• [Directions for this task] Write out the whole of the material exactly.

··· Excerpted records ···

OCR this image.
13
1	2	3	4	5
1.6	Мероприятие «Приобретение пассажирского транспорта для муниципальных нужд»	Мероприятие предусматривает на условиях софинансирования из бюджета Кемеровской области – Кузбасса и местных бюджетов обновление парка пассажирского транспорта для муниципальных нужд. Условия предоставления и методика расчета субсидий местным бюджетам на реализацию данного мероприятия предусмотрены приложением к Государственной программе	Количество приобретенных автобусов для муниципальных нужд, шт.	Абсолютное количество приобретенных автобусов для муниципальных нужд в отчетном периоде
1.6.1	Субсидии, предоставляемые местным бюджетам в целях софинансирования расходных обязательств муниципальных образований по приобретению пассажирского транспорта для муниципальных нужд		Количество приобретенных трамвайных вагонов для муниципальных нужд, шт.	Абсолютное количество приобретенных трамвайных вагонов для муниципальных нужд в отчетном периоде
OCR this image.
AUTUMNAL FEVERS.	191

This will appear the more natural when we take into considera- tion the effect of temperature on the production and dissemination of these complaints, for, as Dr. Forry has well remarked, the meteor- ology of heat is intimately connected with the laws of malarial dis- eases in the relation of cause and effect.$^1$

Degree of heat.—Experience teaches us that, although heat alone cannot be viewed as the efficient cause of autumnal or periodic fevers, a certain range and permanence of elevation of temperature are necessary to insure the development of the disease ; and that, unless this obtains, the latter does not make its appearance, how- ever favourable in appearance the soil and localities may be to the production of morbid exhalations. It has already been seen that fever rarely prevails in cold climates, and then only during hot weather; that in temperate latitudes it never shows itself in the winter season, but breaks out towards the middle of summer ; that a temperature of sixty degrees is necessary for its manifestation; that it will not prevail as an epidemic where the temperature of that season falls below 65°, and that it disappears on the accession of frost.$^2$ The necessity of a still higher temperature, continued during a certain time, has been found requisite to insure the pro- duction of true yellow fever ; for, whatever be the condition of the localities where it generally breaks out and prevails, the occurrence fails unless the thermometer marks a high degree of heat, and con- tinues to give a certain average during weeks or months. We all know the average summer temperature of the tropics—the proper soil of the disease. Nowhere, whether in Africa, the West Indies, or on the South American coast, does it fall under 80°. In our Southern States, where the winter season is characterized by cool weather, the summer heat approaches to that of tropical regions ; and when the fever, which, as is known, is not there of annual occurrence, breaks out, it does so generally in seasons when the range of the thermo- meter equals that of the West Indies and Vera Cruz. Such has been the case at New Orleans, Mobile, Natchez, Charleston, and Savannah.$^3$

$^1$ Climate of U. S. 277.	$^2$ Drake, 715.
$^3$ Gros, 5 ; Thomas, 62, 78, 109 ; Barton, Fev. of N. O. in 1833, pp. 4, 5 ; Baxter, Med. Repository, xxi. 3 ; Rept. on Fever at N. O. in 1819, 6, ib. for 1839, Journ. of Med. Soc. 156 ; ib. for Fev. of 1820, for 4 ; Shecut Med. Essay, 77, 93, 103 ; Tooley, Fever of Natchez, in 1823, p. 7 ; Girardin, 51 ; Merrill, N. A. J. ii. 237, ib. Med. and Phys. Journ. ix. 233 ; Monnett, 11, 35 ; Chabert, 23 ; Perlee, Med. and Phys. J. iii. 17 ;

···

• [Exercise solution]
OCR this image.
13
1	2	3	4	5
1.6	Мероприятие «Приобретение пассажирского транспорта для муниципальных нужд»	Мероприятие предусматривает на условиях софинансирования из бюджета Кемеровской области – Кузбасса и местных бюджетов обновление парка пассажирского транспорта для муниципальных нужд. Условия предоставления и методика расчета субсидий местным бюджетам на реализацию данного мероприятия предусмотрены приложением к Государственной программе	Количество приобретенных автобусов для муниципальных нужд, шт.	Абсолютное количество приобретенных автобусов для муниципальных нужд в отчетном периоде
1.6.1	Субсидии, предоставляемые местным бюджетам в целях софинансирования расходных обязательств муниципальных образований по приобретению пассажирского транспорта для муниципальных нужд		Количество приобретенных трамвайных вагонов для муниципальных нужд, шт.	Абсолютное количество приобретенных трамвайных вагонов для муниципальных нужд в отчетном периоде
OCR this image.
AUTUMNAL FEVERS.	191

This will appear the more natural when we take into considera- tion the effect of temperature on the production and dissemination of these complaints, for, as Dr. Forry has well remarked, the meteor- ology of heat is intimately connected with the laws of malarial dis- eases in the relation of cause and effect.$^1$

Degree of heat.—Experience teaches us that, although heat alone cannot be viewed as the efficient cause of autumnal or periodic fevers, a certain range and permanence of elevation of temperature are necessary to insure the development of the disease ; and that, unless this obtains, the latter does not make its appearance, how- ever favourable in appearance the soil and localities may be to the production of morbid exhalations. It has already been seen that fever rarely prevails in cold climates, and then only during hot weather; that in temperate latitudes it never shows itself in the winter season, but breaks out towards the middle of summer ; that a temperature of sixty degrees is necessary for its manifestation; that it will not prevail as an epidemic where the temperature of that season falls below 65°, and that it disappears on the accession of frost.$^2$ The necessity of a still higher temperature, continued during a certain time, has been found requisite to insure the pro- duction of true yellow fever ; for, whatever be the condition of the localities where it generally breaks out and prevails, the occurrence fails unless the thermometer marks a high degree of heat, and con- tinues to give a certain average during weeks or months. We all know the average summer temperature of the tropics—the proper soil of the disease. Nowhere, whether in Africa, the West Indies, or on the South American coast, does it fall under 80°. In our Southern States, where the winter season is characterized by cool weather, the summer heat approaches to that of tropical regions ; and when the fever, which, as is known, is not there of annual occurrence, breaks out, it does so generally in seasons when the range of the thermo- meter equals that of the West Indies and Vera Cruz. Such has been the case at New Orleans, Mobile, Natchez, Charleston, and Savannah.$^3$

$^1$ Climate of U. S. 277.	$^2$ Drake, 715.
$^3$ Gros, 5 ; Thomas, 62, 78, 109 ; Barton, Fev. of N. O. in 1833, pp. 4, 5 ; Baxter, Med. Repository, xxi. 3 ; Rept. on Fever at N. O. in 1819, 6, ib. for 1839, Journ. of Med. Soc. 156 ; ib. for Fev. of 1820, for 4 ; Shecut Med. Essay, 77, 93, 103 ; Tooley, Fever of Natchez, in 1823, p. 7 ; Girardin, 51 ; Merrill, N. A. J. ii. 237, ib. Med. and Phys. Journ. ix. 233 ; Monnett, 11, 35 ; Chabert, 23 ; Perlee, Med. and Phys. J. iii. 17 ;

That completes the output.